§ DIRECTION:
What is the number of lines containing the word "text"? Please answer with that number and nothing more.

Data listing
>> BEGIN

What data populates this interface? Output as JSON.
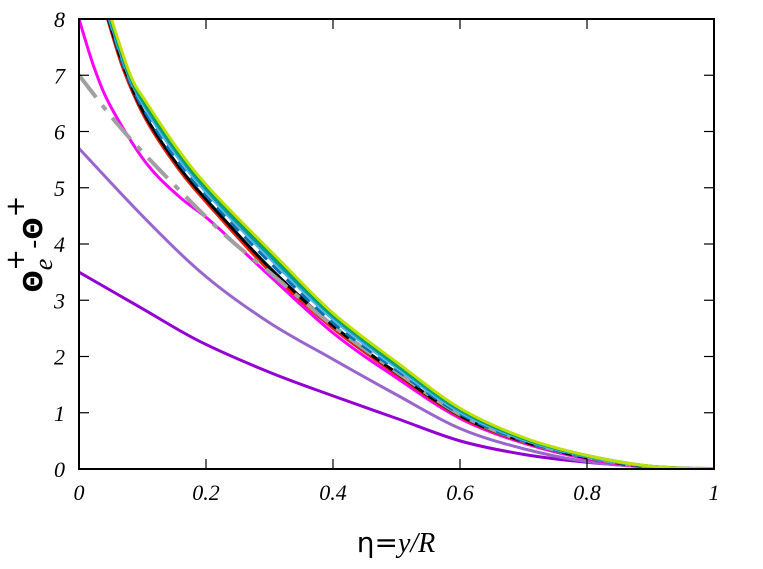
{
  "chart_data": {
    "type": "line",
    "xlabel": "η=y/R",
    "xlabel_parts": {
      "prefix": "η=",
      "italic": "y/R"
    },
    "ylabel": "Θe+ - Θ+",
    "ylabel_parts": {
      "theta1": "Θ",
      "sub": "e",
      "sup1": "+",
      "minus": "-",
      "theta2": "Θ",
      "sup2": "+"
    },
    "xlim": [
      0,
      1
    ],
    "ylim": [
      0,
      8
    ],
    "xticks": [
      "0",
      "0.2",
      "0.4",
      "0.6",
      "0.8",
      "1"
    ],
    "yticks": [
      "0",
      "1",
      "2",
      "3",
      "4",
      "5",
      "6",
      "7",
      "8"
    ],
    "grid": false,
    "legend": "none",
    "series": [
      {
        "color": "#9400d3",
        "dash": "solid",
        "points": [
          [
            0,
            3.5
          ],
          [
            0.1,
            2.85
          ],
          [
            0.19,
            2.27
          ],
          [
            0.3,
            1.72
          ],
          [
            0.4,
            1.3
          ],
          [
            0.5,
            0.9
          ],
          [
            0.6,
            0.5
          ],
          [
            0.7,
            0.26
          ],
          [
            0.8,
            0.12
          ],
          [
            0.9,
            0.04
          ],
          [
            1,
            0
          ]
        ]
      },
      {
        "color": "#9966cc",
        "dash": "solid",
        "points": [
          [
            0,
            5.7
          ],
          [
            0.105,
            4.44
          ],
          [
            0.2,
            3.42
          ],
          [
            0.3,
            2.6
          ],
          [
            0.4,
            1.95
          ],
          [
            0.5,
            1.32
          ],
          [
            0.6,
            0.72
          ],
          [
            0.7,
            0.36
          ],
          [
            0.8,
            0.13
          ],
          [
            0.9,
            0.03
          ],
          [
            1,
            0
          ]
        ]
      },
      {
        "color": "#ff00ff",
        "dash": "solid",
        "points": [
          [
            0,
            8
          ],
          [
            0.025,
            7.1
          ],
          [
            0.052,
            6.4
          ],
          [
            0.105,
            5.45
          ],
          [
            0.157,
            4.85
          ],
          [
            0.21,
            4.38
          ],
          [
            0.294,
            3.5
          ],
          [
            0.4,
            2.42
          ],
          [
            0.5,
            1.62
          ],
          [
            0.6,
            0.9
          ],
          [
            0.7,
            0.46
          ],
          [
            0.8,
            0.18
          ],
          [
            0.9,
            0.03
          ],
          [
            1,
            0
          ]
        ]
      },
      {
        "color": "#e8200c",
        "dash": "solid",
        "points": [
          [
            0.045,
            8
          ],
          [
            0.07,
            7.1
          ],
          [
            0.105,
            6.22
          ],
          [
            0.157,
            5.33
          ],
          [
            0.21,
            4.62
          ],
          [
            0.3,
            3.52
          ],
          [
            0.4,
            2.5
          ],
          [
            0.5,
            1.68
          ],
          [
            0.6,
            0.93
          ],
          [
            0.7,
            0.48
          ],
          [
            0.8,
            0.2
          ],
          [
            0.9,
            0.04
          ],
          [
            1,
            0
          ]
        ]
      },
      {
        "color": "#000000",
        "dash": "solid",
        "points": [
          [
            0.046,
            8
          ],
          [
            0.072,
            7.1
          ],
          [
            0.105,
            6.27
          ],
          [
            0.157,
            5.38
          ],
          [
            0.21,
            4.67
          ],
          [
            0.302,
            3.56
          ],
          [
            0.4,
            2.55
          ],
          [
            0.5,
            1.71
          ],
          [
            0.6,
            0.95
          ],
          [
            0.7,
            0.49
          ],
          [
            0.8,
            0.2
          ],
          [
            0.9,
            0.04
          ],
          [
            1,
            0
          ]
        ]
      },
      {
        "color": "#a0a0a0",
        "dash": "longdash",
        "points": [
          [
            0,
            7
          ],
          [
            0.063,
            6.1
          ],
          [
            0.131,
            5.27
          ],
          [
            0.226,
            4.2
          ],
          [
            0.3,
            3.5
          ],
          [
            0.4,
            2.55
          ],
          [
            0.5,
            1.73
          ],
          [
            0.6,
            0.97
          ],
          [
            0.7,
            0.5
          ],
          [
            0.8,
            0.21
          ],
          [
            0.9,
            0.04
          ],
          [
            1,
            0
          ]
        ]
      },
      {
        "color": "#0072b2",
        "dash": "dash",
        "points": [
          [
            0.047,
            8
          ],
          [
            0.074,
            7.05
          ],
          [
            0.105,
            6.33
          ],
          [
            0.157,
            5.45
          ],
          [
            0.21,
            4.74
          ],
          [
            0.305,
            3.62
          ],
          [
            0.4,
            2.6
          ],
          [
            0.5,
            1.76
          ],
          [
            0.6,
            0.98
          ],
          [
            0.7,
            0.5
          ],
          [
            0.8,
            0.21
          ],
          [
            0.9,
            0.045
          ],
          [
            1,
            0
          ]
        ]
      },
      {
        "color": "#56b4e9",
        "dash": "solid",
        "points": [
          [
            0.048,
            8
          ],
          [
            0.076,
            7.05
          ],
          [
            0.105,
            6.4
          ],
          [
            0.157,
            5.52
          ],
          [
            0.21,
            4.8
          ],
          [
            0.307,
            3.67
          ],
          [
            0.4,
            2.66
          ],
          [
            0.5,
            1.8
          ],
          [
            0.6,
            1.01
          ],
          [
            0.7,
            0.52
          ],
          [
            0.8,
            0.22
          ],
          [
            0.9,
            0.045
          ],
          [
            1,
            0
          ]
        ]
      },
      {
        "color": "#009e9e",
        "dash": "solid",
        "points": [
          [
            0.049,
            8
          ],
          [
            0.078,
            7.03
          ],
          [
            0.105,
            6.45
          ],
          [
            0.157,
            5.58
          ],
          [
            0.21,
            4.85
          ],
          [
            0.308,
            3.71
          ],
          [
            0.4,
            2.71
          ],
          [
            0.5,
            1.84
          ],
          [
            0.6,
            1.04
          ],
          [
            0.7,
            0.54
          ],
          [
            0.8,
            0.23
          ],
          [
            0.9,
            0.05
          ],
          [
            1,
            0
          ]
        ]
      },
      {
        "color": "#00a050",
        "dash": "solid",
        "points": [
          [
            0.05,
            8
          ],
          [
            0.08,
            7.0
          ],
          [
            0.105,
            6.5
          ],
          [
            0.157,
            5.63
          ],
          [
            0.21,
            4.9
          ],
          [
            0.31,
            3.75
          ],
          [
            0.4,
            2.75
          ],
          [
            0.5,
            1.88
          ],
          [
            0.6,
            1.07
          ],
          [
            0.7,
            0.55
          ],
          [
            0.8,
            0.24
          ],
          [
            0.9,
            0.05
          ],
          [
            1,
            0
          ]
        ]
      },
      {
        "color": "#bde000",
        "dash": "solid",
        "points": [
          [
            0.051,
            8
          ],
          [
            0.081,
            7.0
          ],
          [
            0.106,
            6.52
          ],
          [
            0.158,
            5.65
          ],
          [
            0.211,
            4.92
          ],
          [
            0.311,
            3.77
          ],
          [
            0.4,
            2.77
          ],
          [
            0.5,
            1.9
          ],
          [
            0.6,
            1.08
          ],
          [
            0.7,
            0.56
          ],
          [
            0.8,
            0.24
          ],
          [
            0.9,
            0.05
          ],
          [
            1,
            0
          ]
        ]
      }
    ]
  }
}
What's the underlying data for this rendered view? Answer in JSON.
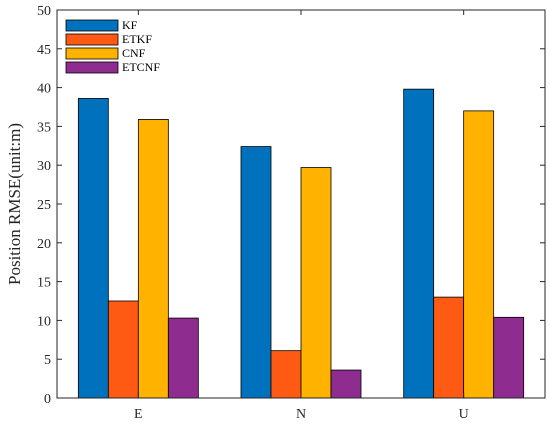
{
  "chart_data": {
    "type": "bar",
    "categories": [
      "E",
      "N",
      "U"
    ],
    "series": [
      {
        "name": "KF",
        "color": "#0072BD",
        "values": [
          38.6,
          32.4,
          39.8
        ]
      },
      {
        "name": "ETKF",
        "color": "#FF5A14",
        "values": [
          12.5,
          6.1,
          13.0
        ]
      },
      {
        "name": "CNF",
        "color": "#FFB300",
        "values": [
          35.9,
          29.7,
          37.0
        ]
      },
      {
        "name": "ETCNF",
        "color": "#8E2C90",
        "values": [
          10.3,
          3.6,
          10.4
        ]
      }
    ],
    "title": "",
    "xlabel": "",
    "ylabel": "Position RMSE(unit:m)",
    "ylim": [
      0,
      50
    ],
    "yticks": [
      0,
      5,
      10,
      15,
      20,
      25,
      30,
      35,
      40,
      45,
      50
    ],
    "grid": false,
    "legend_position": "top-left"
  }
}
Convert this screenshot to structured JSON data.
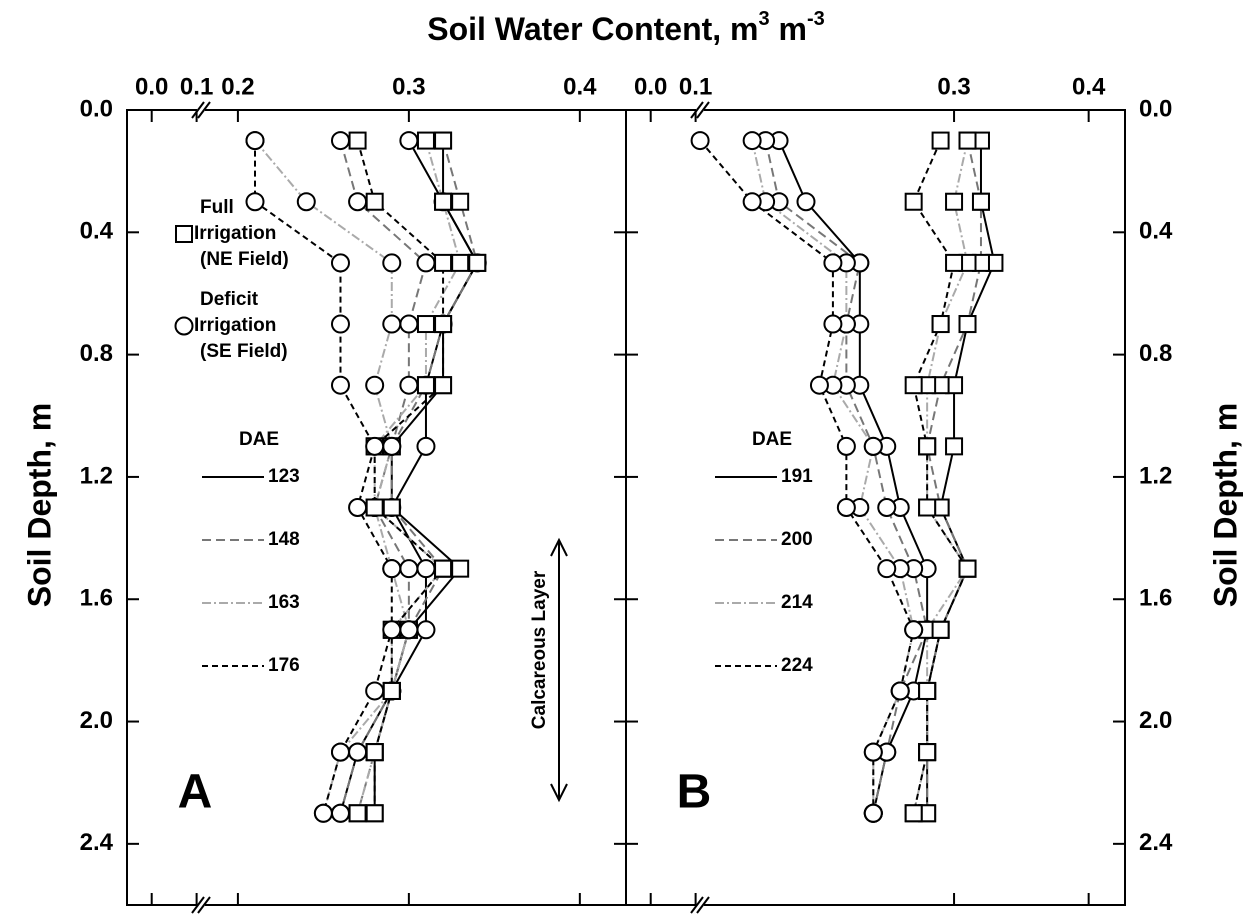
{
  "chart_data": {
    "type": "line",
    "title": [
      {
        "text": "Soil Water Content, m"
      },
      {
        "text": "3",
        "sup": true
      },
      {
        "text": " m"
      },
      {
        "text": "-3",
        "sup": true
      }
    ],
    "ylabel": "Soil Depth, m",
    "ylim": [
      0,
      2.6
    ],
    "yticks": [
      {
        "value": 0,
        "label": "0.0"
      },
      {
        "value": 0.4,
        "label": "0.4"
      },
      {
        "value": 0.8,
        "label": "0.8"
      },
      {
        "value": 1.2,
        "label": "1.2"
      },
      {
        "value": 1.6,
        "label": "1.6"
      },
      {
        "value": 2.0,
        "label": "2.0"
      },
      {
        "value": 2.4,
        "label": "2.4"
      }
    ],
    "y": [
      0.1,
      0.3,
      0.5,
      0.7,
      0.9,
      1.1,
      1.3,
      1.5,
      1.7,
      1.9,
      2.1,
      2.3
    ],
    "markers": [
      "square",
      "circle"
    ],
    "legend_title": "DAE",
    "annotation": "Calcareous Layer",
    "panels": [
      {
        "label": "A",
        "xlim": [
          -0.055,
          0.427
        ],
        "xbreak": [
          0.112,
          0.179
        ],
        "xticks": [
          {
            "value": 0,
            "label": "0.0"
          },
          {
            "value": 0.1,
            "label": "0.1"
          },
          {
            "value": 0.2,
            "label": "0.2"
          },
          {
            "value": 0.3,
            "label": "0.3"
          },
          {
            "value": 0.4,
            "label": "0.4"
          }
        ],
        "treatment_legend": [
          [
            "Full",
            "Irrigation",
            "(NE Field)"
          ],
          [
            "Deficit",
            "Irrigation",
            "(SE Field)"
          ]
        ],
        "series": [
          {
            "name": "123",
            "color": "#000000",
            "dash": "none",
            "values": [
              [
                0.32,
                0.32,
                0.34,
                0.32,
                0.32,
                0.29,
                0.29,
                0.33,
                0.3,
                0.29,
                0.28,
                0.28
              ],
              [
                0.3,
                0.32,
                0.34,
                0.32,
                0.31,
                0.31,
                0.29,
                0.31,
                0.31,
                0.29,
                0.27,
                0.26
              ]
            ]
          },
          {
            "name": "148",
            "color": "#777777",
            "dash": "9,5",
            "values": [
              [
                0.32,
                0.33,
                0.34,
                0.32,
                0.31,
                0.29,
                0.29,
                0.32,
                0.3,
                0.29,
                0.28,
                0.27
              ],
              [
                0.26,
                0.27,
                0.31,
                0.3,
                0.3,
                0.29,
                0.28,
                0.3,
                0.3,
                0.29,
                0.27,
                0.26
              ]
            ]
          },
          {
            "name": "163",
            "color": "#aaaaaa",
            "dash": "9,3,2,3",
            "values": [
              [
                0.31,
                0.32,
                0.33,
                0.31,
                0.31,
                0.28,
                0.28,
                0.32,
                0.29,
                0.29,
                0.28,
                0.27
              ],
              [
                0.21,
                0.24,
                0.29,
                0.29,
                0.28,
                0.29,
                0.28,
                0.29,
                0.3,
                0.29,
                0.26,
                0.25
              ]
            ]
          },
          {
            "name": "176",
            "color": "#000000",
            "dash": "6,4",
            "values": [
              [
                0.27,
                0.28,
                0.32,
                0.32,
                0.32,
                0.28,
                0.28,
                0.32,
                0.29,
                0.29,
                0.28,
                0.28
              ],
              [
                0.21,
                0.21,
                0.26,
                0.26,
                0.26,
                0.28,
                0.27,
                0.29,
                0.29,
                0.28,
                0.26,
                0.25
              ]
            ]
          }
        ]
      },
      {
        "label": "B",
        "xlim": [
          -0.055,
          0.427
        ],
        "xbreak": [
          0.112,
          0.112
        ],
        "xticks": [
          {
            "value": 0,
            "label": "0.0"
          },
          {
            "value": 0.1,
            "label": "0.1"
          },
          {
            "value": 0.3,
            "label": "0.3"
          },
          {
            "value": 0.4,
            "label": "0.4"
          }
        ],
        "series": [
          {
            "name": "191",
            "color": "#000000",
            "dash": "none",
            "values": [
              [
                0.32,
                0.32,
                0.33,
                0.31,
                0.3,
                0.3,
                0.29,
                0.31,
                0.29,
                0.28,
                0.28,
                0.28
              ],
              [
                0.17,
                0.19,
                0.23,
                0.23,
                0.23,
                0.25,
                0.26,
                0.28,
                0.28,
                0.27,
                0.25,
                0.24
              ]
            ]
          },
          {
            "name": "200",
            "color": "#777777",
            "dash": "9,5",
            "values": [
              [
                0.31,
                0.32,
                0.32,
                0.31,
                0.29,
                0.28,
                0.29,
                0.31,
                0.29,
                0.28,
                0.28,
                0.28
              ],
              [
                0.16,
                0.17,
                0.23,
                0.22,
                0.22,
                0.24,
                0.25,
                0.27,
                0.28,
                0.26,
                0.25,
                0.24
              ]
            ]
          },
          {
            "name": "214",
            "color": "#aaaaaa",
            "dash": "9,3,2,3",
            "values": [
              [
                0.31,
                0.3,
                0.31,
                0.29,
                0.28,
                0.28,
                0.28,
                0.31,
                0.28,
                0.28,
                0.28,
                0.27
              ],
              [
                0.15,
                0.16,
                0.22,
                0.22,
                0.21,
                0.24,
                0.23,
                0.26,
                0.27,
                0.26,
                0.24,
                0.24
              ]
            ]
          },
          {
            "name": "224",
            "color": "#000000",
            "dash": "6,4",
            "values": [
              [
                0.29,
                0.27,
                0.3,
                0.29,
                0.27,
                0.28,
                0.28,
                0.31,
                0.29,
                0.28,
                0.28,
                0.27
              ],
              [
                0.11,
                0.15,
                0.21,
                0.21,
                0.2,
                0.22,
                0.22,
                0.25,
                0.27,
                0.26,
                0.24,
                0.24
              ]
            ]
          }
        ]
      }
    ]
  }
}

>> END

§ EXPECTED ANSWER:
4